Source records:
[BEGIN]

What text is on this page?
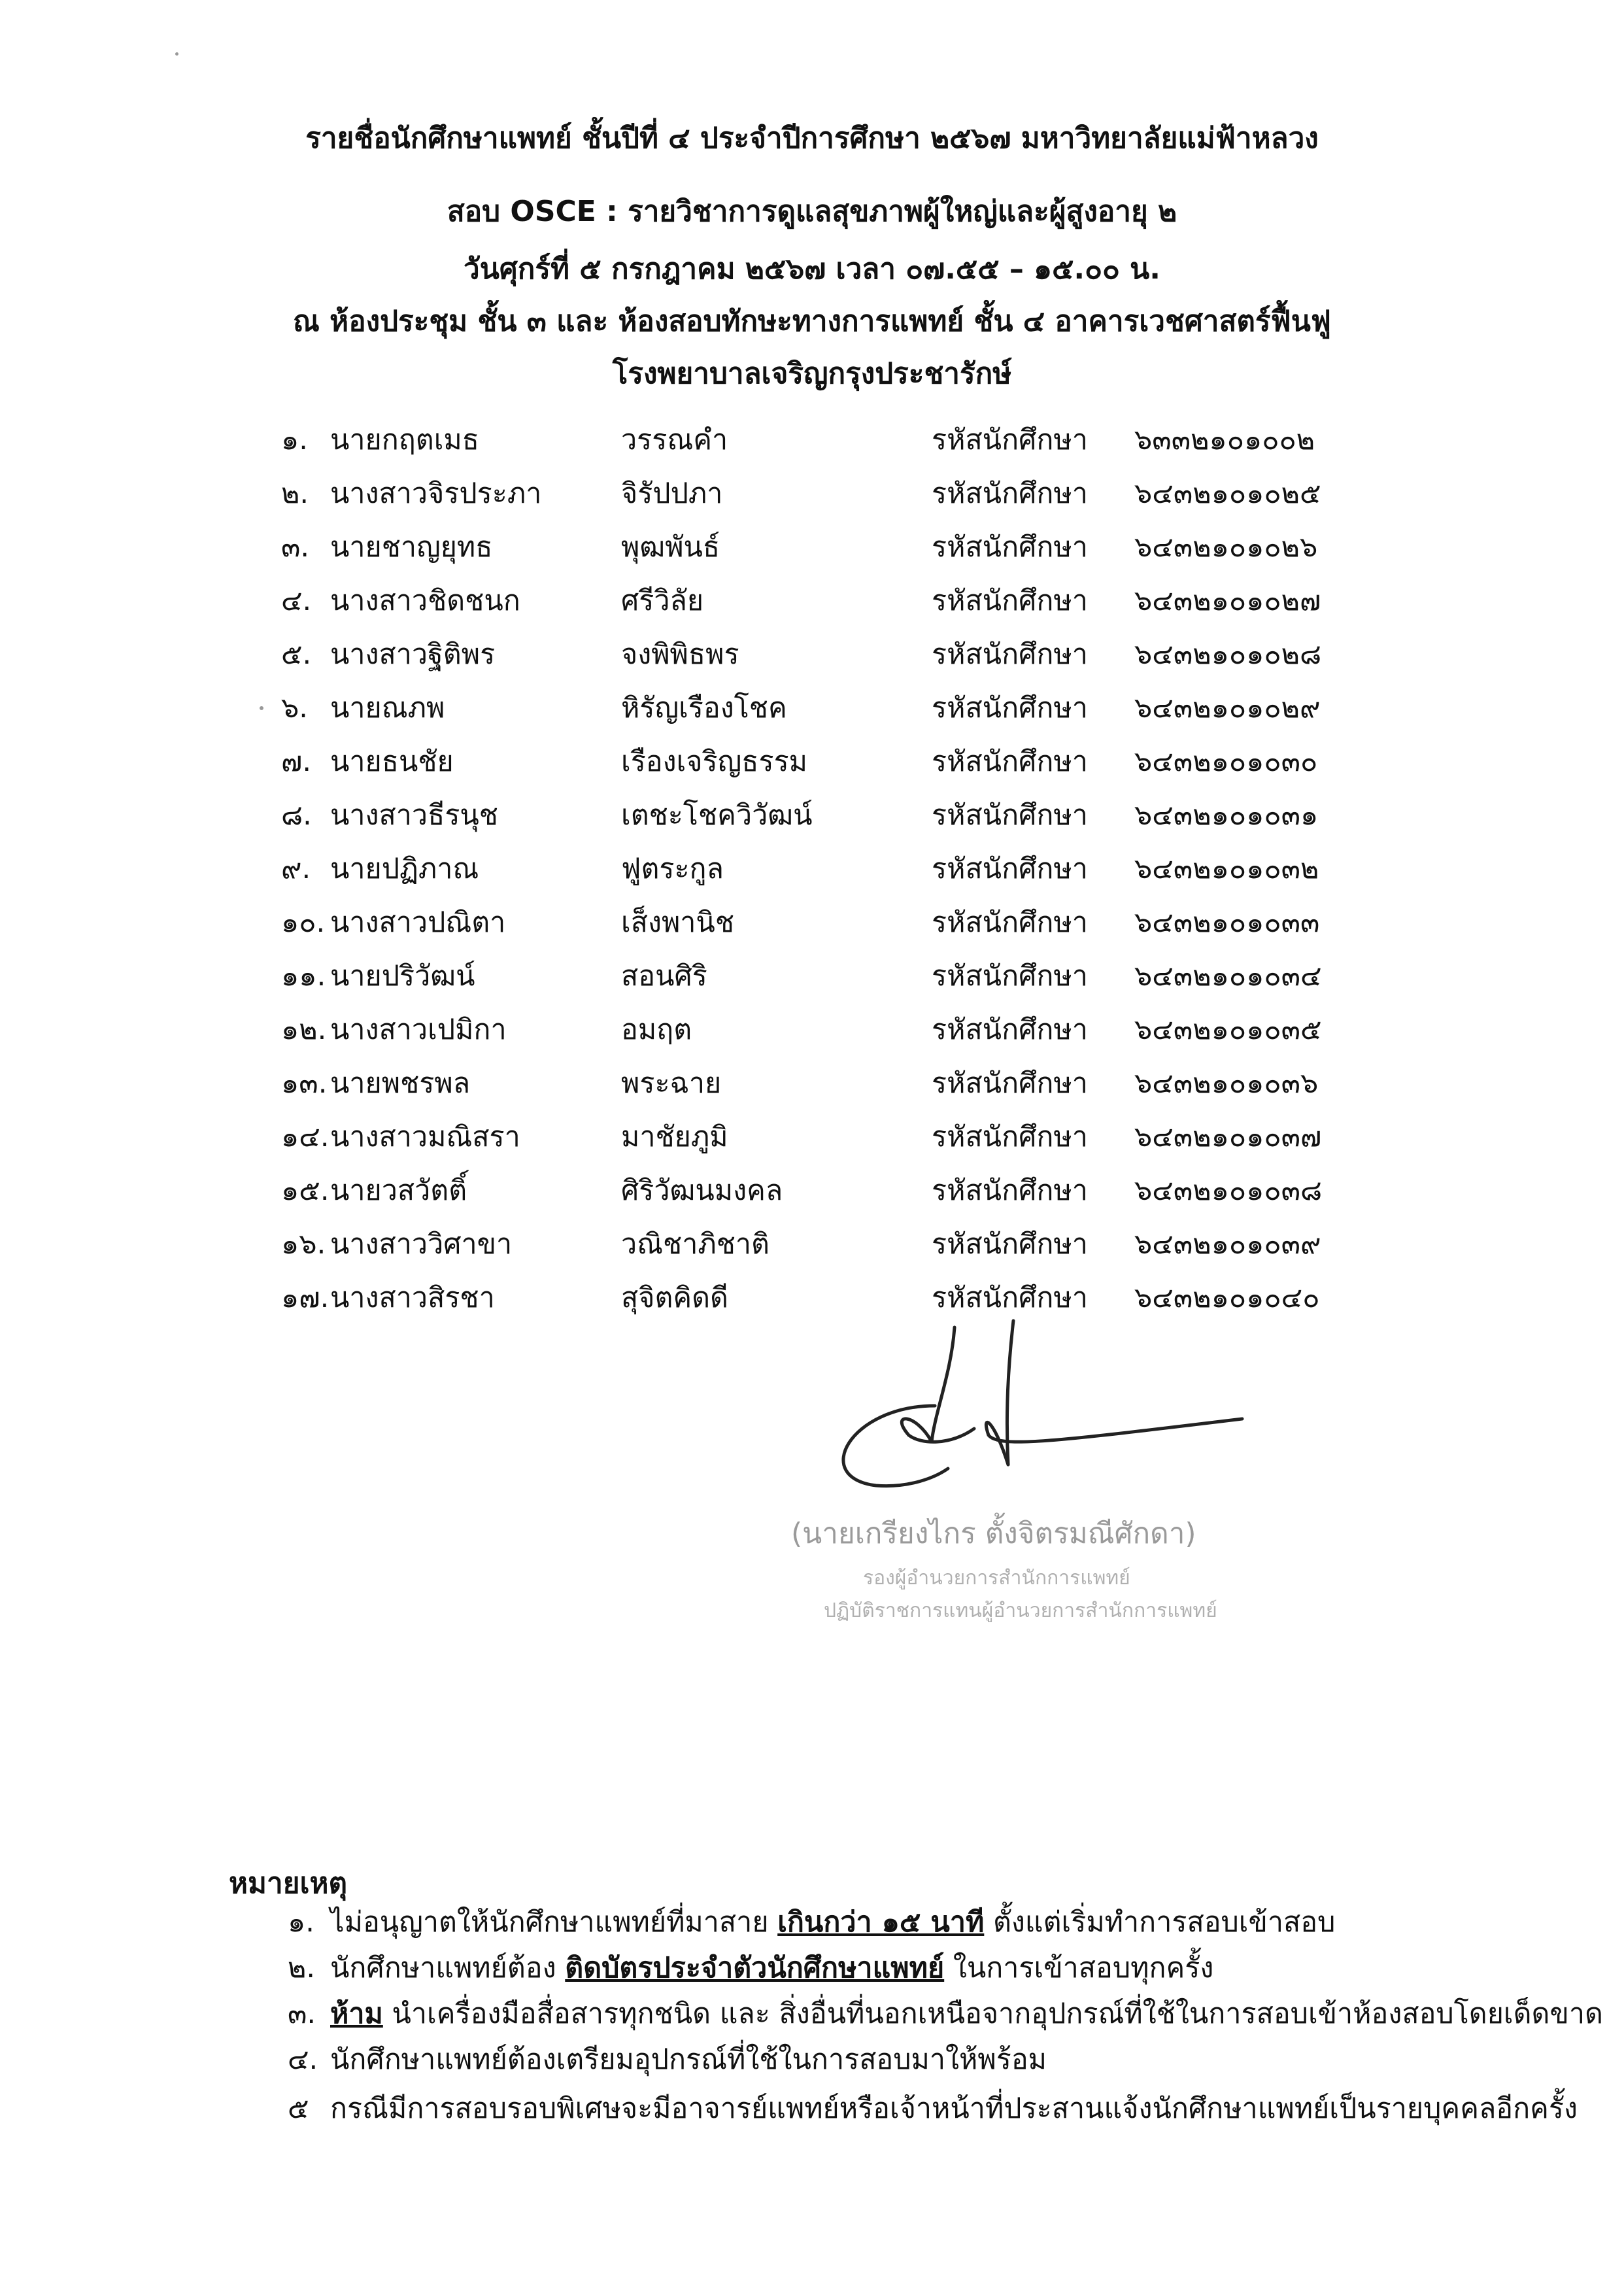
รายชื่อนักศึกษาแพทย์ ชั้นปีที่ ๔ ประจำปีการศึกษา ๒๕๖๗ มหาวิทยาลัยแม่ฟ้าหลวง
สอบ OSCE : รายวิชาการดูแลสุขภาพผู้ใหญ่และผู้สูงอายุ ๒
วันศุกร์ที่ ๕ กรกฎาคม ๒๕๖๗ เวลา ๐๗.๕๕ – ๑๕.๐๐ น.
ณ ห้องประชุม ชั้น ๓ และ ห้องสอบทักษะทางการแพทย์ ชั้น ๔ อาคารเวชศาสตร์ฟื้นฟู
โรงพยาบาลเจริญกรุงประชารักษ์
๑. นายกฤตเมธ	วรรณคำ	รหัสนักศึกษา ๖๓๓๒๑๐๑๐๐๒
๒. นางสาวจิรประภา	จิรัปปภา	รหัสนักศึกษา ๖๔๓๒๑๐๑๐๒๕
๓. นายชาญยุทธ	พุฒพันธ์	รหัสนักศึกษา ๖๔๓๒๑๐๑๐๒๖
๔. นางสาวชิดชนก	ศรีวิลัย	รหัสนักศึกษา ๖๔๓๒๑๐๑๐๒๗
๕. นางสาวฐิติพร	จงพิพิธพร	รหัสนักศึกษา ๖๔๓๒๑๐๑๐๒๘
๖. นายณภพ	หิรัญเรืองโชค	รหัสนักศึกษา ๖๔๓๒๑๐๑๐๒๙
๗. นายธนชัย	เรืองเจริญธรรม	รหัสนักศึกษา ๖๔๓๒๑๐๑๐๓๐
๘. นางสาวธีรนุช	เตชะโชควิวัฒน์	รหัสนักศึกษา ๖๔๓๒๑๐๑๐๓๑
๙. นายปฏิภาณ	ฟูตระกูล	รหัสนักศึกษา ๖๔๓๒๑๐๑๐๓๒
๑๐. นางสาวปณิตา	เส็งพานิช	รหัสนักศึกษา ๖๔๓๒๑๐๑๐๓๓
๑๑. นายปริวัฒน์	สอนศิริ	รหัสนักศึกษา ๖๔๓๒๑๐๑๐๓๔
๑๒. นางสาวเปมิกา	อมฤต	รหัสนักศึกษา ๖๔๓๒๑๐๑๐๓๕
๑๓. นายพชรพล	พระฉาย	รหัสนักศึกษา ๖๔๓๒๑๐๑๐๓๖
๑๔. นางสาวมณิสรา	มาชัยภูมิ	รหัสนักศึกษา ๖๔๓๒๑๐๑๐๓๗
๑๕. นายวสวัตติ์	ศิริวัฒนมงคล	รหัสนักศึกษา ๖๔๓๒๑๐๑๐๓๘
๑๖. นางสาววิศาขา	วณิชาภิชาติ	รหัสนักศึกษา ๖๔๓๒๑๐๑๐๓๙
๑๗. นางสาวสิรชา	สุจิตคิดดี	รหัสนักศึกษา ๖๔๓๒๑๐๑๐๔๐
(นายเกรียงไกร ตั้งจิตรมณีศักดา)
รองผู้อำนวยการสำนักการแพทย์
ปฏิบัติราชการแทนผู้อำนวยการสำนักการแพทย์
หมายเหตุ
๑. ไม่อนุญาตให้นักศึกษาแพทย์ที่มาสาย เกินกว่า ๑๕ นาที ตั้งแต่เริ่มทำการสอบเข้าสอบ
๒. นักศึกษาแพทย์ต้อง ติดบัตรประจำตัวนักศึกษาแพทย์ ในการเข้าสอบทุกครั้ง
๓. ห้าม นำเครื่องมือสื่อสารทุกชนิด และ สิ่งอื่นที่นอกเหนือจากอุปกรณ์ที่ใช้ในการสอบเข้าห้องสอบโดยเด็ดขาด
๔. นักศึกษาแพทย์ต้องเตรียมอุปกรณ์ที่ใช้ในการสอบมาให้พร้อม
๕ กรณีมีการสอบรอบพิเศษจะมีอาจารย์แพทย์หรือเจ้าหน้าที่ประสานแจ้งนักศึกษาแพทย์เป็นรายบุคคลอีกครั้ง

[END]

_Task requirements_
Return each line of the data, keeping its wording exact and omitting pictures.

_Finished answer_
What text is on this page?
รายชื่อนักศึกษาแพทย์ ชั้นปีที่ ๔ ประจำปีการศึกษา ๒๕๖๗ มหาวิทยาลัยแม่ฟ้าหลวง
สอบ OSCE : รายวิชาการดูแลสุขภาพผู้ใหญ่และผู้สูงอายุ ๒
วันศุกร์ที่ ๕ กรกฎาคม ๒๕๖๗ เวลา ๐๗.๕๕ – ๑๕.๐๐ น.
ณ ห้องประชุม ชั้น ๓ และ ห้องสอบทักษะทางการแพทย์ ชั้น ๔ อาคารเวชศาสตร์ฟื้นฟู
โรงพยาบาลเจริญกรุงประชารักษ์
๑. นายกฤตเมธ	วรรณคำ	รหัสนักศึกษา ๖๓๓๒๑๐๑๐๐๒
๒. นางสาวจิรประภา	จิรัปปภา	รหัสนักศึกษา ๖๔๓๒๑๐๑๐๒๕
๓. นายชาญยุทธ	พุฒพันธ์	รหัสนักศึกษา ๖๔๓๒๑๐๑๐๒๖
๔. นางสาวชิดชนก	ศรีวิลัย	รหัสนักศึกษา ๖๔๓๒๑๐๑๐๒๗
๕. นางสาวฐิติพร	จงพิพิธพร	รหัสนักศึกษา ๖๔๓๒๑๐๑๐๒๘
๖. นายณภพ	หิรัญเรืองโชค	รหัสนักศึกษา ๖๔๓๒๑๐๑๐๒๙
๗. นายธนชัย	เรืองเจริญธรรม	รหัสนักศึกษา ๖๔๓๒๑๐๑๐๓๐
๘. นางสาวธีรนุช	เตชะโชควิวัฒน์	รหัสนักศึกษา ๖๔๓๒๑๐๑๐๓๑
๙. นายปฏิภาณ	ฟูตระกูล	รหัสนักศึกษา ๖๔๓๒๑๐๑๐๓๒
๑๐. นางสาวปณิตา	เส็งพานิช	รหัสนักศึกษา ๖๔๓๒๑๐๑๐๓๓
๑๑. นายปริวัฒน์	สอนศิริ	รหัสนักศึกษา ๖๔๓๒๑๐๑๐๓๔
๑๒. นางสาวเปมิกา	อมฤต	รหัสนักศึกษา ๖๔๓๒๑๐๑๐๓๕
๑๓. นายพชรพล	พระฉาย	รหัสนักศึกษา ๖๔๓๒๑๐๑๐๓๖
๑๔. นางสาวมณิสรา	มาชัยภูมิ	รหัสนักศึกษา ๖๔๓๒๑๐๑๐๓๗
๑๕. นายวสวัตติ์	ศิริวัฒนมงคล	รหัสนักศึกษา ๖๔๓๒๑๐๑๐๓๘
๑๖. นางสาววิศาขา	วณิชาภิชาติ	รหัสนักศึกษา ๖๔๓๒๑๐๑๐๓๙
๑๗. นางสาวสิรชา	สุจิตคิดดี	รหัสนักศึกษา ๖๔๓๒๑๐๑๐๔๐
(นายเกรียงไกร ตั้งจิตรมณีศักดา)
รองผู้อำนวยการสำนักการแพทย์
ปฏิบัติราชการแทนผู้อำนวยการสำนักการแพทย์
หมายเหตุ
๑. ไม่อนุญาตให้นักศึกษาแพทย์ที่มาสาย เกินกว่า ๑๕ นาที ตั้งแต่เริ่มทำการสอบเข้าสอบ
๒. นักศึกษาแพทย์ต้อง ติดบัตรประจำตัวนักศึกษาแพทย์ ในการเข้าสอบทุกครั้ง
๓. ห้าม นำเครื่องมือสื่อสารทุกชนิด และ สิ่งอื่นที่นอกเหนือจากอุปกรณ์ที่ใช้ในการสอบเข้าห้องสอบโดยเด็ดขาด
๔. นักศึกษาแพทย์ต้องเตรียมอุปกรณ์ที่ใช้ในการสอบมาให้พร้อม
๕ กรณีมีการสอบรอบพิเศษจะมีอาจารย์แพทย์หรือเจ้าหน้าที่ประสานแจ้งนักศึกษาแพทย์เป็นรายบุคคลอีกครั้ง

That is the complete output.